— Start RECORDS FOR PROCESSING —

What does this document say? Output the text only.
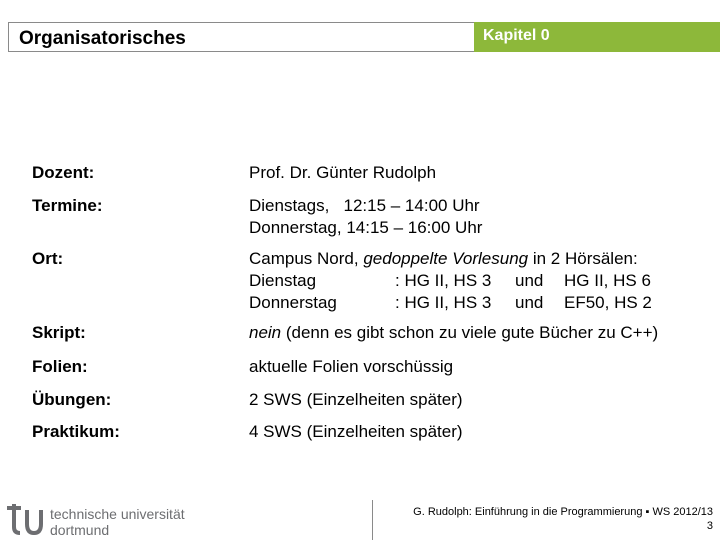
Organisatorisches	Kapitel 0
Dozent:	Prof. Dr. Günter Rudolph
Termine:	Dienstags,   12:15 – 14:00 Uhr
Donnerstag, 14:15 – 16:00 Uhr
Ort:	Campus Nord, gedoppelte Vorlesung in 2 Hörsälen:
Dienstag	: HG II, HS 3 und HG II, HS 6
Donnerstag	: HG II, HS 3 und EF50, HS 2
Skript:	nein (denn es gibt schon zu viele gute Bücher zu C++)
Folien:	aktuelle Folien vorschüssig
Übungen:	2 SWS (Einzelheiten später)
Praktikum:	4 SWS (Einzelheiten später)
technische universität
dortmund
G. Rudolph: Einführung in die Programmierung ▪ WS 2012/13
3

— End RECORDS FOR PROCESSING —
— Start RECORDS FOR PROCESSING —

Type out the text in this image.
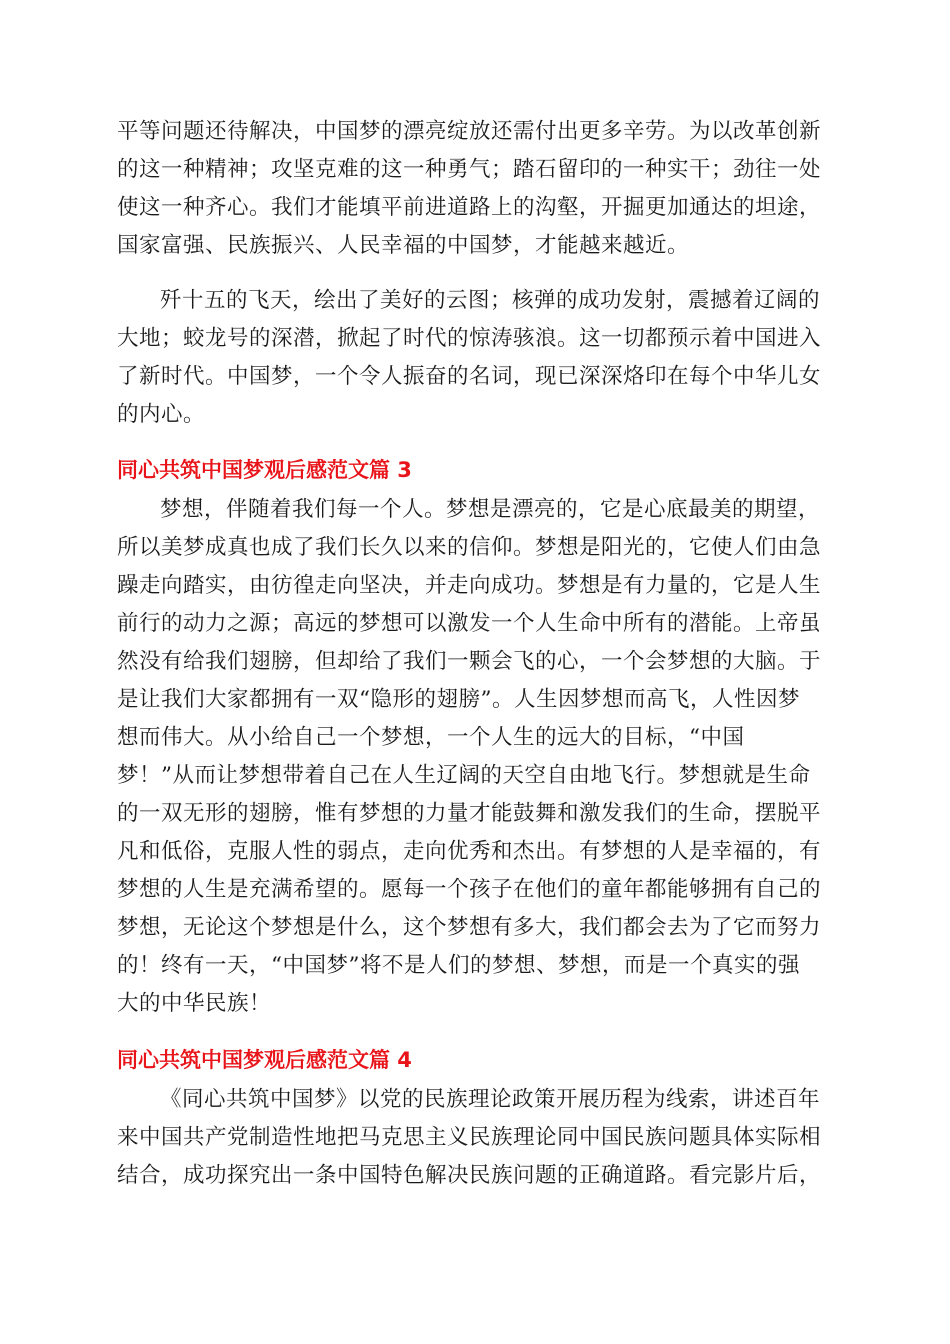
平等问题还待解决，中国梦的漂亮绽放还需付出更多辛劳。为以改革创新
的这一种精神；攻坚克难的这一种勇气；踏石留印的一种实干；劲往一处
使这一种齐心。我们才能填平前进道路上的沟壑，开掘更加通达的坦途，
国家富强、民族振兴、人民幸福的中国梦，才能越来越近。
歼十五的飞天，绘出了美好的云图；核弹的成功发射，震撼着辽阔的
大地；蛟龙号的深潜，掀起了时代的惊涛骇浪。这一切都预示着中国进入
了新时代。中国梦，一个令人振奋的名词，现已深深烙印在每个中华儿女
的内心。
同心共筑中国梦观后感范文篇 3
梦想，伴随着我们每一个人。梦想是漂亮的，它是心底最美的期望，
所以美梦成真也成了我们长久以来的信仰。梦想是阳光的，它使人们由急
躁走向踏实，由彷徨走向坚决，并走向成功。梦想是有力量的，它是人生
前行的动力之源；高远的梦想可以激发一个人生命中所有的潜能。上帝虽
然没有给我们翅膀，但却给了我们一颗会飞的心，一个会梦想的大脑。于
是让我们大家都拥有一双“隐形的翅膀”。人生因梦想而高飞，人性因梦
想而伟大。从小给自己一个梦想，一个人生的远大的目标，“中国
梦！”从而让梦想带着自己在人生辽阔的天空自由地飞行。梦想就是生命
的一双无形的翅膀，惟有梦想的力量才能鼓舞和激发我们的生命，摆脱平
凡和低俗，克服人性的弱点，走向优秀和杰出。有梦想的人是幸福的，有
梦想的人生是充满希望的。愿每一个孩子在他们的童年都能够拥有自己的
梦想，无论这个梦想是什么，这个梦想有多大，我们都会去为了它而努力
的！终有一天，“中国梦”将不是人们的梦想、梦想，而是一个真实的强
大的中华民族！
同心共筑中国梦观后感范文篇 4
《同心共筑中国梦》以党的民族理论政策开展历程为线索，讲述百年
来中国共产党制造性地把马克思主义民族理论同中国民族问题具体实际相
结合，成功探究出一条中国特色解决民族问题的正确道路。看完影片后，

— End RECORDS FOR PROCESSING —

[CHALLENGE] Scan the entries above. Copy each line that has the string "this".

[EXERCISE RESPONSE]
What does this document say? Output the text only.
Type out the text in this image.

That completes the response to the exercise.